> Tarea del ejercicio a
Según la reseña sobre El Pisito, ¿quién dirigió la versión cinematográfica de la obra a finales de los años 50?

No suele ser habitual dentro del Festival Internacional de Santander, al menos en sus más recientes ediciones, la inclusión de espectáculos teatrales en la programación. Sin embargo, en este año hemos podido a asistir a la representación de El Pisito, obra que de forma evidente homenajea a Rafael Azcona y con la que el cántabro Juanjo Seoane celebra su centésima producción.
Sobre la obra en particular poco puede decirse que no sea ya sobradamente conocido. La excelente y ácida versión cinematográfica que a finales de los años 50 dirigió Marco Ferreri con José Luis López Vázquez y Mary Carrillo como protagonistas permanece en el imaginario del espectador español junto a otros títulos azconianos que en su tiempo arrojaron una visión lúcida sobre unas condiciones de vida y un entorno deprimentes, cuales eran los de la España de posguerra. En este caso, nos encontramos ante una cuarta versión que el propio Azcona levantó a partir de su primer texto, en la que se hicieron retoques y también se incluyeron omisiones que la censura había limado, no obstante lo cual el contenido no se distancia en lo esencial del que todos conocíamos. El propio Juanjo Seoane y Bernardo Sánchez han sido los encargados de darle forma teatral a dicho texto, y es ese trabajo el que, bajo la dirección de Pedro Olea, se ha estrenado en el Palacio de Festivales para posteriormente seguir su andadura en el Teatro Marquina.

> Tarea del ejercicio b
Cambia "perspective view" por "isometric view" en los registros, desde el comienzo hasta la línea que contiene "The thickness T2 is at (512, 298).", ambas incluidas, y escribe de nuevo solo esas líneas sin alterar nada más.

Listados de ubicación de elementos:
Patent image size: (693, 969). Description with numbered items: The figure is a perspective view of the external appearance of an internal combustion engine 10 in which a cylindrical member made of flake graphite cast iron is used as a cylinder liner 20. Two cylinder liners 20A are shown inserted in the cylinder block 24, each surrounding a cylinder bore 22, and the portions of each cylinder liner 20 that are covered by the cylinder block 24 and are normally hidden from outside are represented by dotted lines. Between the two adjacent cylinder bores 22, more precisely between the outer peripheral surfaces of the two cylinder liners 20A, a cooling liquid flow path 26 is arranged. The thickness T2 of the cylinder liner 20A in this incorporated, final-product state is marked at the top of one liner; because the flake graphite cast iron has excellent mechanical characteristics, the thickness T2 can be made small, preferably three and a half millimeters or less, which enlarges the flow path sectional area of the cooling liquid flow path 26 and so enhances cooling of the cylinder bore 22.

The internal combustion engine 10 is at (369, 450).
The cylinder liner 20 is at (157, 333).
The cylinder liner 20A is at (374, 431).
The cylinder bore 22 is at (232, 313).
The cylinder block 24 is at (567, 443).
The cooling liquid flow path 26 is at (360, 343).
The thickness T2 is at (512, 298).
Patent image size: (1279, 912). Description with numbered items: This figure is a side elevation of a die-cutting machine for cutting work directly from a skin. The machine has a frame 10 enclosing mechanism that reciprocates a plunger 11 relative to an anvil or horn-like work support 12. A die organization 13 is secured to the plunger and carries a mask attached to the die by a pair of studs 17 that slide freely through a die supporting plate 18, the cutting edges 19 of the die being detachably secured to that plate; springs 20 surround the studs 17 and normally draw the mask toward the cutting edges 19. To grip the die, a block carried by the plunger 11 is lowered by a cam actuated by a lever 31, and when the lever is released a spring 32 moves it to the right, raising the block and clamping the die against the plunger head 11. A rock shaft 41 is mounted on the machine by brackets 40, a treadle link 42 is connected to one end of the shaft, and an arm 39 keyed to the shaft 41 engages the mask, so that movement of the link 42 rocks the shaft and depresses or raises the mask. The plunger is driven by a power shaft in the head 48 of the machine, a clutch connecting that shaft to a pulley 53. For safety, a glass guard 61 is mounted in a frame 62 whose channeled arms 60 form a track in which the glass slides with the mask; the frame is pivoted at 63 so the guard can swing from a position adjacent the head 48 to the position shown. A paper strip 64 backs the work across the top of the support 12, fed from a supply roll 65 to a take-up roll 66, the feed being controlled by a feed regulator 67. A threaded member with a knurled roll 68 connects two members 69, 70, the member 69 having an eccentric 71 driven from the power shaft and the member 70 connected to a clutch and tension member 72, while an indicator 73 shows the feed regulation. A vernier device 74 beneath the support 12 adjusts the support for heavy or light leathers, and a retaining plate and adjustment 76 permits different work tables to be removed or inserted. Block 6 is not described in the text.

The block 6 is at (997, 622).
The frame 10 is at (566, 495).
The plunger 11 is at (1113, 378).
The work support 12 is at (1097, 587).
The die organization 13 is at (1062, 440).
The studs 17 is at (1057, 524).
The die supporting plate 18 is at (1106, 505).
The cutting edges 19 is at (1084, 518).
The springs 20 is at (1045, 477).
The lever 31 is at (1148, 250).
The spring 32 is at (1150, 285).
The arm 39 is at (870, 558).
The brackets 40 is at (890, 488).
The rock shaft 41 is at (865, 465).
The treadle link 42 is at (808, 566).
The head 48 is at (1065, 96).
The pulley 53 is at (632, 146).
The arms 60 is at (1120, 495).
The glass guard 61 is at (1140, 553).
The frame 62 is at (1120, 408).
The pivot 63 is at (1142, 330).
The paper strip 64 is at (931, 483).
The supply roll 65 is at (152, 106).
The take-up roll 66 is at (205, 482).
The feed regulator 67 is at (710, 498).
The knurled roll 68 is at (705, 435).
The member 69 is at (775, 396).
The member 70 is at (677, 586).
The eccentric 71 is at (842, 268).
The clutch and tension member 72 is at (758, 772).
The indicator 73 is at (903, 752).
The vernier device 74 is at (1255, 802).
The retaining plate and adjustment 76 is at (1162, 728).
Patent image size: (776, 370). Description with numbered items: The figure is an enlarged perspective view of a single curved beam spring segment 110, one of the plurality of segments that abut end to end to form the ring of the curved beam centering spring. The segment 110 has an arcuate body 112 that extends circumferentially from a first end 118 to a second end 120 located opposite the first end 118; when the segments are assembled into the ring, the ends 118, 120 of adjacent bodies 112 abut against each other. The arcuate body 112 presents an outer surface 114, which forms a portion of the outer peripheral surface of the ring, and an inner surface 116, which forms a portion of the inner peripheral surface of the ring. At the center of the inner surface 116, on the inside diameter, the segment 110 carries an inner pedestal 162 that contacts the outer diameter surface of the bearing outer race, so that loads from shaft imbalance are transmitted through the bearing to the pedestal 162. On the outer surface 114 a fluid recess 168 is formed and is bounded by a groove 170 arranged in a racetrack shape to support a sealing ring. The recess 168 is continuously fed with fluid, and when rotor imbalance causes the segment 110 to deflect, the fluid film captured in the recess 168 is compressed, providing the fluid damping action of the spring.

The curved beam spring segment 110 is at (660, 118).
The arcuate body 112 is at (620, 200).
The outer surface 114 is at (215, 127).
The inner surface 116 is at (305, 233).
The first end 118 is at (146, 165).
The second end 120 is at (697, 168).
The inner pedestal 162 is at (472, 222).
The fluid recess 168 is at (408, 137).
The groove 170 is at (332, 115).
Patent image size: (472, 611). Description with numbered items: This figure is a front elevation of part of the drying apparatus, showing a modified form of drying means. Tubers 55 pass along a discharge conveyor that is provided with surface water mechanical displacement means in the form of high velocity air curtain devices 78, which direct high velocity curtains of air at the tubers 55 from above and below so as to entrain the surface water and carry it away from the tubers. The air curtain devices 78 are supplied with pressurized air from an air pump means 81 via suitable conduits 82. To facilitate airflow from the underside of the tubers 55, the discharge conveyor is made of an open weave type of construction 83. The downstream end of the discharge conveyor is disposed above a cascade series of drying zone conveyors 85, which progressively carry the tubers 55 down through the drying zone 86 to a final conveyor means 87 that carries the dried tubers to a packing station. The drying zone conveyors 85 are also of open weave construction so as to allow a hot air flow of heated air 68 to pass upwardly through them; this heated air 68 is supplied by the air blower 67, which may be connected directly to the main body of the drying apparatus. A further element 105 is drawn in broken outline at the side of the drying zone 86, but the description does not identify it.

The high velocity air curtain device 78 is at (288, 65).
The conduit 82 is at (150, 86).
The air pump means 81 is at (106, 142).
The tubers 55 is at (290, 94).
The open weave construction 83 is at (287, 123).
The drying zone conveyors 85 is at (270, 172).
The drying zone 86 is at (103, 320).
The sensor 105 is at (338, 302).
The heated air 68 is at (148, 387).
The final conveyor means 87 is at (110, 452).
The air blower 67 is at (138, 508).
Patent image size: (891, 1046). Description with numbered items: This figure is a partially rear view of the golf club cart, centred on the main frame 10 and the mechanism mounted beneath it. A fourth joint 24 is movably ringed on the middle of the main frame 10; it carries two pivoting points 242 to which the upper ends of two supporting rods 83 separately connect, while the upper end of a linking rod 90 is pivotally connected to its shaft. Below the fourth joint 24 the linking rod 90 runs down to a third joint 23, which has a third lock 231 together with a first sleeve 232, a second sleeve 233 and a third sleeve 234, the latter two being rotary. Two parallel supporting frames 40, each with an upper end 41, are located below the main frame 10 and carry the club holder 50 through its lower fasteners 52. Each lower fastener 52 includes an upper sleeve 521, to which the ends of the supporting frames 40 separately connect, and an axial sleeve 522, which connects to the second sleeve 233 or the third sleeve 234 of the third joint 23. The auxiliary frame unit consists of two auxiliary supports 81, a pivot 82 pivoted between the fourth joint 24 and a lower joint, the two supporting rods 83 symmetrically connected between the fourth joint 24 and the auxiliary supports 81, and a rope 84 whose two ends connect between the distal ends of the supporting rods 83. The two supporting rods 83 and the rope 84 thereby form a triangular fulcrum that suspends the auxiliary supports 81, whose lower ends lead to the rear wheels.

> Salida completa a
Marco Ferreri.

> Salida completa b
Patent image size: (693, 969). Description with numbered items: The figure is a isometric view of the external appearance of an internal combustion engine 10 in which a cylindrical member made of flake graphite cast iron is used as a cylinder liner 20. Two cylinder liners 20A are shown inserted in the cylinder block 24, each surrounding a cylinder bore 22, and the portions of each cylinder liner 20 that are covered by the cylinder block 24 and are normally hidden from outside are represented by dotted lines. Between the two adjacent cylinder bores 22, more precisely between the outer peripheral surfaces of the two cylinder liners 20A, a cooling liquid flow path 26 is arranged. The thickness T2 of the cylinder liner 20A in this incorporated, final-product state is marked at the top of one liner; because the flake graphite cast iron has excellent mechanical characteristics, the thickness T2 can be made small, preferably three and a half millimeters or less, which enlarges the flow path sectional area of the cooling liquid flow path 26 and so enhances cooling of the cylinder bore 22.

The internal combustion engine 10 is at (369, 450).
The cylinder liner 20 is at (157, 333).
The cylinder liner 20A is at (374, 431).
The cylinder bore 22 is at (232, 313).
The cylinder block 24 is at (567, 443).
The cooling liquid flow path 26 is at (360, 343).
The thickness T2 is at (512, 298).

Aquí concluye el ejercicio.